Directions | Retype all the entries word for word, but omit the pictures.

Given entries |
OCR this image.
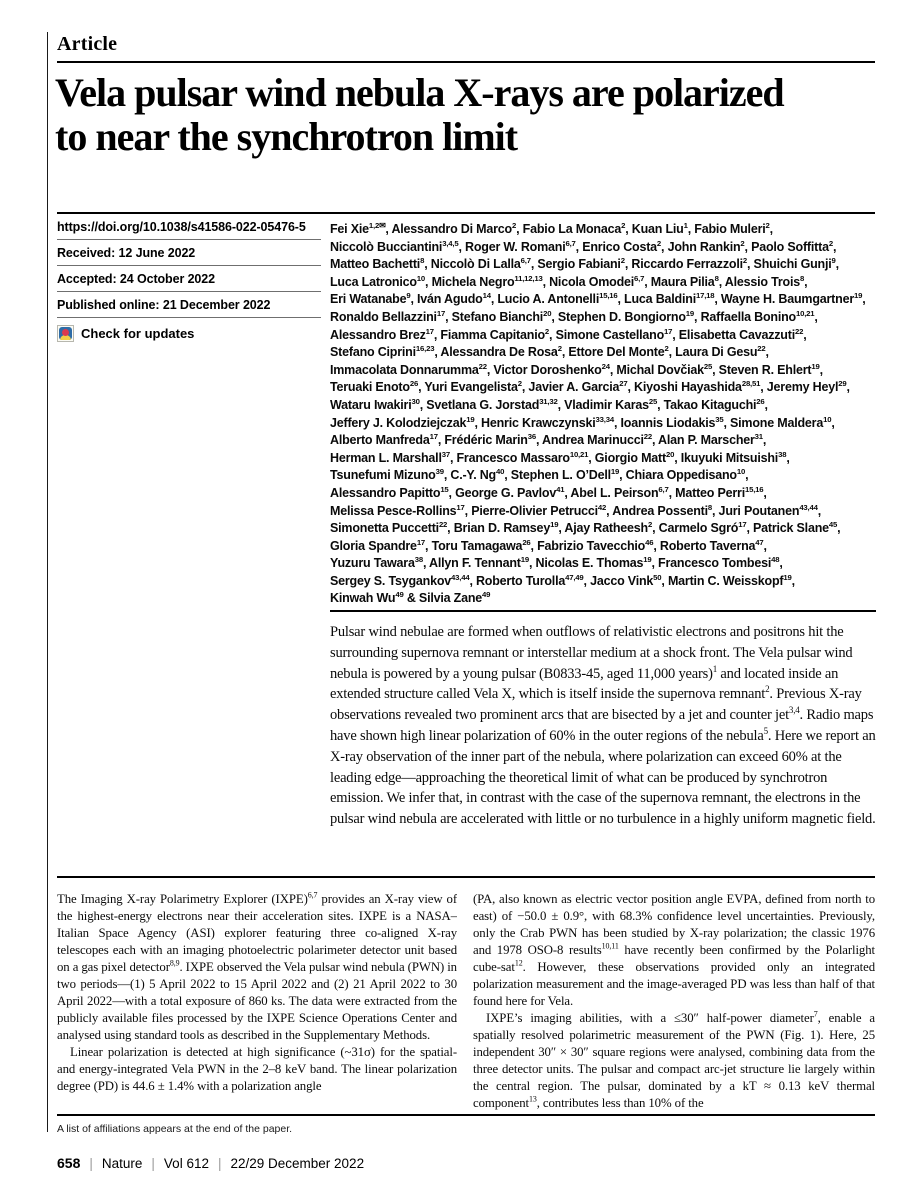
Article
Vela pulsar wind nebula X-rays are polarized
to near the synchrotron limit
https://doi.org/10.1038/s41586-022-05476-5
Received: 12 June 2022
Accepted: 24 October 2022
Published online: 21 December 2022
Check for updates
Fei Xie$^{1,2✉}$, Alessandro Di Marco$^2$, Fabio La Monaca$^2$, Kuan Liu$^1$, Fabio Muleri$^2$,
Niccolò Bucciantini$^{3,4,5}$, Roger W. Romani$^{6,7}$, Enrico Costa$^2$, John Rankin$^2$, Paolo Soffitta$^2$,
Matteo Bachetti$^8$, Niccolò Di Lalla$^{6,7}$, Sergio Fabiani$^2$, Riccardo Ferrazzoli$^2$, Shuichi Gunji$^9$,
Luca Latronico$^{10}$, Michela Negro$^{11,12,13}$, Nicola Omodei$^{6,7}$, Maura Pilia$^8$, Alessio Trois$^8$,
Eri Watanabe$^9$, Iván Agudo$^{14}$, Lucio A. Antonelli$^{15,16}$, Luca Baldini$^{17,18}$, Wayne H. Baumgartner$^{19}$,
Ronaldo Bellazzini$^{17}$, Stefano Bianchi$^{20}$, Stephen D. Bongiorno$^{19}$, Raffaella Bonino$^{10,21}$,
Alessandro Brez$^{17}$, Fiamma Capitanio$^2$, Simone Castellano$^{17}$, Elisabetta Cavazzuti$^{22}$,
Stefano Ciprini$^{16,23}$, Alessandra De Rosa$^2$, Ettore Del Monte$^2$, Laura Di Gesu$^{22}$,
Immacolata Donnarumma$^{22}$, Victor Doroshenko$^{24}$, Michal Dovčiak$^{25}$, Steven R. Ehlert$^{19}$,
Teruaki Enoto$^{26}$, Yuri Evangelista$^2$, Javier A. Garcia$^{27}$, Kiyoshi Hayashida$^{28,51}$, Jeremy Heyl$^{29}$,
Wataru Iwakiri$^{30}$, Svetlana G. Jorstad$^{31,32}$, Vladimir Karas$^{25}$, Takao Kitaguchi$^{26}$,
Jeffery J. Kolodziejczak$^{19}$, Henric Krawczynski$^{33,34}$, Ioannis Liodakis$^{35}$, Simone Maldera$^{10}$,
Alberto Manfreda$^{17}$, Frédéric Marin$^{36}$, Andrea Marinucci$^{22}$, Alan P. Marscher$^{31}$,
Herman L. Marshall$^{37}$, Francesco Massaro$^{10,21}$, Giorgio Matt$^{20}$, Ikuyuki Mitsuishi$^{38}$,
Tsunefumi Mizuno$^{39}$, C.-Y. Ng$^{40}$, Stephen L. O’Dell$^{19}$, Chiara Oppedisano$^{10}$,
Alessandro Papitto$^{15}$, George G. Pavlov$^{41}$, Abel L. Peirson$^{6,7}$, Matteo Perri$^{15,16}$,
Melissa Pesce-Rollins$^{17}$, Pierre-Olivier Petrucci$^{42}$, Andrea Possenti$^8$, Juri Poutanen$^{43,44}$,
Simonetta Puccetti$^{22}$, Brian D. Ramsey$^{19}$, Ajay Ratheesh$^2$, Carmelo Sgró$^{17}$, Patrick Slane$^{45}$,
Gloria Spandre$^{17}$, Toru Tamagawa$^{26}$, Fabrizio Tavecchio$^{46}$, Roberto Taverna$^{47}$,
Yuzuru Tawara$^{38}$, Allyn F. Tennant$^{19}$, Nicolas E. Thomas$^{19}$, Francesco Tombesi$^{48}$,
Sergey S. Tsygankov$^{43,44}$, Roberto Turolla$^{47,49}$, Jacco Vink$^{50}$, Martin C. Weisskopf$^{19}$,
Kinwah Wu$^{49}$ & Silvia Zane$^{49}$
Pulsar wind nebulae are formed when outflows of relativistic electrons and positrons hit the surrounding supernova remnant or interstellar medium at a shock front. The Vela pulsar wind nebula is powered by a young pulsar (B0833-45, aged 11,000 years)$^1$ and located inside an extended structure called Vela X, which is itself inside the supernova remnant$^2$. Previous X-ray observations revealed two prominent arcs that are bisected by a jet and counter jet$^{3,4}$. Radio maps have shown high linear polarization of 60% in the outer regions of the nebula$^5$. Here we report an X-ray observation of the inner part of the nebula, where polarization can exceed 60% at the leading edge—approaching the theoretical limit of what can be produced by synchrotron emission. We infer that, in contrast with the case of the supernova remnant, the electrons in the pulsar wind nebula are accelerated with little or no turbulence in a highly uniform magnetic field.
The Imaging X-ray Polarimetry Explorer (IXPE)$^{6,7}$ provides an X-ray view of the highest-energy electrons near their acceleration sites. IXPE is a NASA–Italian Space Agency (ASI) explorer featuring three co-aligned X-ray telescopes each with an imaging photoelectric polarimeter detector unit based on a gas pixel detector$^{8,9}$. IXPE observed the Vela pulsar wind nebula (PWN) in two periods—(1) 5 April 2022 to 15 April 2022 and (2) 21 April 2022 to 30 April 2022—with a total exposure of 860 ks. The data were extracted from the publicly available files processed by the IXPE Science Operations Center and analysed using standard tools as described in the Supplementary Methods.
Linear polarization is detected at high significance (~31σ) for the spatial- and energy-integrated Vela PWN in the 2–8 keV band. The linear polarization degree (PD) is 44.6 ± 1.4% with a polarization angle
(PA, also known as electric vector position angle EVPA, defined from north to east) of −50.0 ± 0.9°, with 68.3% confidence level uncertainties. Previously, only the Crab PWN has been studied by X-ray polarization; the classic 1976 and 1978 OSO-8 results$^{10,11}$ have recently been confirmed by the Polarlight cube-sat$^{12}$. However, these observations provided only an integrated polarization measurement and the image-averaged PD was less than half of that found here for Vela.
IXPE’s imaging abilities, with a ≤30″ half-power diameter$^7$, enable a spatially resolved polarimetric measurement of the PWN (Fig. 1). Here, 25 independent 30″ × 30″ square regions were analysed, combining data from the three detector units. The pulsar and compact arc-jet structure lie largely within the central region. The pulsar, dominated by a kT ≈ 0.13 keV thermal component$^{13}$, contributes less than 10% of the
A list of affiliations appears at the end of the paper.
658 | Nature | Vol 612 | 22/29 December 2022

The reply |
OCR this image.
Article
Vela pulsar wind nebula X-rays are polarized
to near the synchrotron limit
https://doi.org/10.1038/s41586-022-05476-5
Received: 12 June 2022
Accepted: 24 October 2022
Published online: 21 December 2022
Check for updates
Fei Xie$^{1,2✉}$, Alessandro Di Marco$^2$, Fabio La Monaca$^2$, Kuan Liu$^1$, Fabio Muleri$^2$,
Niccolò Bucciantini$^{3,4,5}$, Roger W. Romani$^{6,7}$, Enrico Costa$^2$, John Rankin$^2$, Paolo Soffitta$^2$,
Matteo Bachetti$^8$, Niccolò Di Lalla$^{6,7}$, Sergio Fabiani$^2$, Riccardo Ferrazzoli$^2$, Shuichi Gunji$^9$,
Luca Latronico$^{10}$, Michela Negro$^{11,12,13}$, Nicola Omodei$^{6,7}$, Maura Pilia$^8$, Alessio Trois$^8$,
Eri Watanabe$^9$, Iván Agudo$^{14}$, Lucio A. Antonelli$^{15,16}$, Luca Baldini$^{17,18}$, Wayne H. Baumgartner$^{19}$,
Ronaldo Bellazzini$^{17}$, Stefano Bianchi$^{20}$, Stephen D. Bongiorno$^{19}$, Raffaella Bonino$^{10,21}$,
Alessandro Brez$^{17}$, Fiamma Capitanio$^2$, Simone Castellano$^{17}$, Elisabetta Cavazzuti$^{22}$,
Stefano Ciprini$^{16,23}$, Alessandra De Rosa$^2$, Ettore Del Monte$^2$, Laura Di Gesu$^{22}$,
Immacolata Donnarumma$^{22}$, Victor Doroshenko$^{24}$, Michal Dovčiak$^{25}$, Steven R. Ehlert$^{19}$,
Teruaki Enoto$^{26}$, Yuri Evangelista$^2$, Javier A. Garcia$^{27}$, Kiyoshi Hayashida$^{28,51}$, Jeremy Heyl$^{29}$,
Wataru Iwakiri$^{30}$, Svetlana G. Jorstad$^{31,32}$, Vladimir Karas$^{25}$, Takao Kitaguchi$^{26}$,
Jeffery J. Kolodziejczak$^{19}$, Henric Krawczynski$^{33,34}$, Ioannis Liodakis$^{35}$, Simone Maldera$^{10}$,
Alberto Manfreda$^{17}$, Frédéric Marin$^{36}$, Andrea Marinucci$^{22}$, Alan P. Marscher$^{31}$,
Herman L. Marshall$^{37}$, Francesco Massaro$^{10,21}$, Giorgio Matt$^{20}$, Ikuyuki Mitsuishi$^{38}$,
Tsunefumi Mizuno$^{39}$, C.-Y. Ng$^{40}$, Stephen L. O’Dell$^{19}$, Chiara Oppedisano$^{10}$,
Alessandro Papitto$^{15}$, George G. Pavlov$^{41}$, Abel L. Peirson$^{6,7}$, Matteo Perri$^{15,16}$,
Melissa Pesce-Rollins$^{17}$, Pierre-Olivier Petrucci$^{42}$, Andrea Possenti$^8$, Juri Poutanen$^{43,44}$,
Simonetta Puccetti$^{22}$, Brian D. Ramsey$^{19}$, Ajay Ratheesh$^2$, Carmelo Sgró$^{17}$, Patrick Slane$^{45}$,
Gloria Spandre$^{17}$, Toru Tamagawa$^{26}$, Fabrizio Tavecchio$^{46}$, Roberto Taverna$^{47}$,
Yuzuru Tawara$^{38}$, Allyn F. Tennant$^{19}$, Nicolas E. Thomas$^{19}$, Francesco Tombesi$^{48}$,
Sergey S. Tsygankov$^{43,44}$, Roberto Turolla$^{47,49}$, Jacco Vink$^{50}$, Martin C. Weisskopf$^{19}$,
Kinwah Wu$^{49}$ & Silvia Zane$^{49}$
Pulsar wind nebulae are formed when outflows of relativistic electrons and positrons hit the surrounding supernova remnant or interstellar medium at a shock front. The Vela pulsar wind nebula is powered by a young pulsar (B0833-45, aged 11,000 years)$^1$ and located inside an extended structure called Vela X, which is itself inside the supernova remnant$^2$. Previous X-ray observations revealed two prominent arcs that are bisected by a jet and counter jet$^{3,4}$. Radio maps have shown high linear polarization of 60% in the outer regions of the nebula$^5$. Here we report an X-ray observation of the inner part of the nebula, where polarization can exceed 60% at the leading edge—approaching the theoretical limit of what can be produced by synchrotron emission. We infer that, in contrast with the case of the supernova remnant, the electrons in the pulsar wind nebula are accelerated with little or no turbulence in a highly uniform magnetic field.
The Imaging X-ray Polarimetry Explorer (IXPE)$^{6,7}$ provides an X-ray view of the highest-energy electrons near their acceleration sites. IXPE is a NASA–Italian Space Agency (ASI) explorer featuring three co-aligned X-ray telescopes each with an imaging photoelectric polarimeter detector unit based on a gas pixel detector$^{8,9}$. IXPE observed the Vela pulsar wind nebula (PWN) in two periods—(1) 5 April 2022 to 15 April 2022 and (2) 21 April 2022 to 30 April 2022—with a total exposure of 860 ks. The data were extracted from the publicly available files processed by the IXPE Science Operations Center and analysed using standard tools as described in the Supplementary Methods.
Linear polarization is detected at high significance (~31σ) for the spatial- and energy-integrated Vela PWN in the 2–8 keV band. The linear polarization degree (PD) is 44.6 ± 1.4% with a polarization angle
(PA, also known as electric vector position angle EVPA, defined from north to east) of −50.0 ± 0.9°, with 68.3% confidence level uncertainties. Previously, only the Crab PWN has been studied by X-ray polarization; the classic 1976 and 1978 OSO-8 results$^{10,11}$ have recently been confirmed by the Polarlight cube-sat$^{12}$. However, these observations provided only an integrated polarization measurement and the image-averaged PD was less than half of that found here for Vela.
IXPE’s imaging abilities, with a ≤30″ half-power diameter$^7$, enable a spatially resolved polarimetric measurement of the PWN (Fig. 1). Here, 25 independent 30″ × 30″ square regions were analysed, combining data from the three detector units. The pulsar and compact arc-jet structure lie largely within the central region. The pulsar, dominated by a kT ≈ 0.13 keV thermal component$^{13}$, contributes less than 10% of the
A list of affiliations appears at the end of the paper.
658 | Nature | Vol 612 | 22/29 December 2022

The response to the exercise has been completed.